- [Raw data]:
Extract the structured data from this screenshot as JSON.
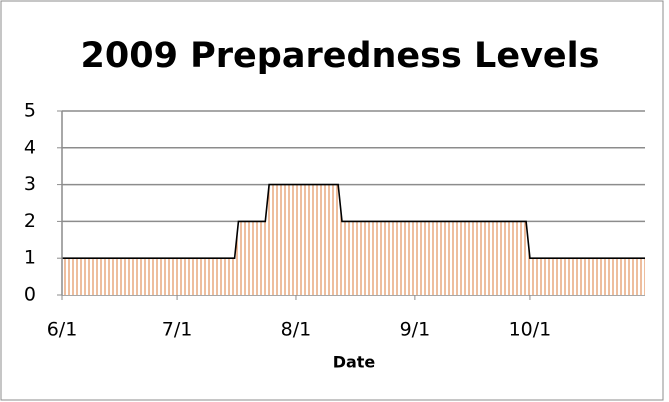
{
  "chart_data": {
    "type": "area",
    "title": "2009 Preparedness Levels",
    "x_label": "Date",
    "x": [
      0,
      45,
      46,
      53,
      54,
      72,
      73,
      121,
      122,
      152
    ],
    "values": [
      1,
      1,
      2,
      2,
      3,
      3,
      2,
      2,
      1,
      1
    ],
    "color": "#e59a6a",
    "xlim": [
      0,
      152
    ],
    "xticks": [
      {
        "value": 0,
        "label": "6/1"
      },
      {
        "value": 30,
        "label": "7/1"
      },
      {
        "value": 61,
        "label": "8/1"
      },
      {
        "value": 92,
        "label": "9/1"
      },
      {
        "value": 122,
        "label": "10/1"
      }
    ],
    "ylim": [
      0,
      5
    ],
    "yticks": [
      0,
      1,
      2,
      3,
      4,
      5
    ],
    "grid": true
  }
}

- [Work to do]:
Output the records above exactly; leave out the pictures.

- [Answer for this exercise]:
Extract the structured data from this screenshot as JSON.
{
  "chart_data": {
    "type": "area",
    "title": "2009 Preparedness Levels",
    "x_label": "Date",
    "x": [
      0,
      45,
      46,
      53,
      54,
      72,
      73,
      121,
      122,
      152
    ],
    "values": [
      1,
      1,
      2,
      2,
      3,
      3,
      2,
      2,
      1,
      1
    ],
    "color": "#e59a6a",
    "xlim": [
      0,
      152
    ],
    "xticks": [
      {
        "value": 0,
        "label": "6/1"
      },
      {
        "value": 30,
        "label": "7/1"
      },
      {
        "value": 61,
        "label": "8/1"
      },
      {
        "value": 92,
        "label": "9/1"
      },
      {
        "value": 122,
        "label": "10/1"
      }
    ],
    "ylim": [
      0,
      5
    ],
    "yticks": [
      0,
      1,
      2,
      3,
      4,
      5
    ],
    "grid": true
  }
}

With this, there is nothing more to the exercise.